Data extracted from a collection

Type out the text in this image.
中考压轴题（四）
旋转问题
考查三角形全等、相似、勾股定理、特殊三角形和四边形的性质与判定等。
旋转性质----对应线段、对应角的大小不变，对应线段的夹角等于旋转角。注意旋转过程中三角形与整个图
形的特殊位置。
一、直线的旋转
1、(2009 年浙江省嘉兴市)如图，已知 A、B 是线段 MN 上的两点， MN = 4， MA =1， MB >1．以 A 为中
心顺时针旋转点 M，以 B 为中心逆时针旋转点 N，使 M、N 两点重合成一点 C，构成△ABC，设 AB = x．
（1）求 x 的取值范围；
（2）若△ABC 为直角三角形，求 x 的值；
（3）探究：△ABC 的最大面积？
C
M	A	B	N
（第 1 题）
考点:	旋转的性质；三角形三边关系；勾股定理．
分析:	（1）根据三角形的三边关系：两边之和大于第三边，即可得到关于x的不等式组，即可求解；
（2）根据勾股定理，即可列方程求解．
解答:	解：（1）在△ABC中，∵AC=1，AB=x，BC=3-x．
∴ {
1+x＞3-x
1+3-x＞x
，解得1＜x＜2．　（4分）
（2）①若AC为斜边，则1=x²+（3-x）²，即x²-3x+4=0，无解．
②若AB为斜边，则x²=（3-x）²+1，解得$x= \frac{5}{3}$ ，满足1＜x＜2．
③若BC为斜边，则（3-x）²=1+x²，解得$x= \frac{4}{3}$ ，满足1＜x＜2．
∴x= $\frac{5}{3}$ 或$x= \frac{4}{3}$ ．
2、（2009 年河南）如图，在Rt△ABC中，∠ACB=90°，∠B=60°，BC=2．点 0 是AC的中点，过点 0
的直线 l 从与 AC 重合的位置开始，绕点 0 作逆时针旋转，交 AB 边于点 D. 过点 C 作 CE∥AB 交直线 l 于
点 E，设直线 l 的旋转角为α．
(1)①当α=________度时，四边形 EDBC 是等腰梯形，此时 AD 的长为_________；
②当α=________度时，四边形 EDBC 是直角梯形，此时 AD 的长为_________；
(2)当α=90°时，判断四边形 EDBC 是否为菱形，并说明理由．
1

* [WHAT IS BEING ASKED] Take each line containing the string "ABC中" and copy it out.

* [SOLVED PROBLEM]
解答:	解：（1）在△ABC中，∵AC=1，AB=x，BC=3-x．
2、（2009 年河南）如图，在Rt△ABC中，∠ACB=90°，∠B=60°，BC=2．点 0 是AC的中点，过点 0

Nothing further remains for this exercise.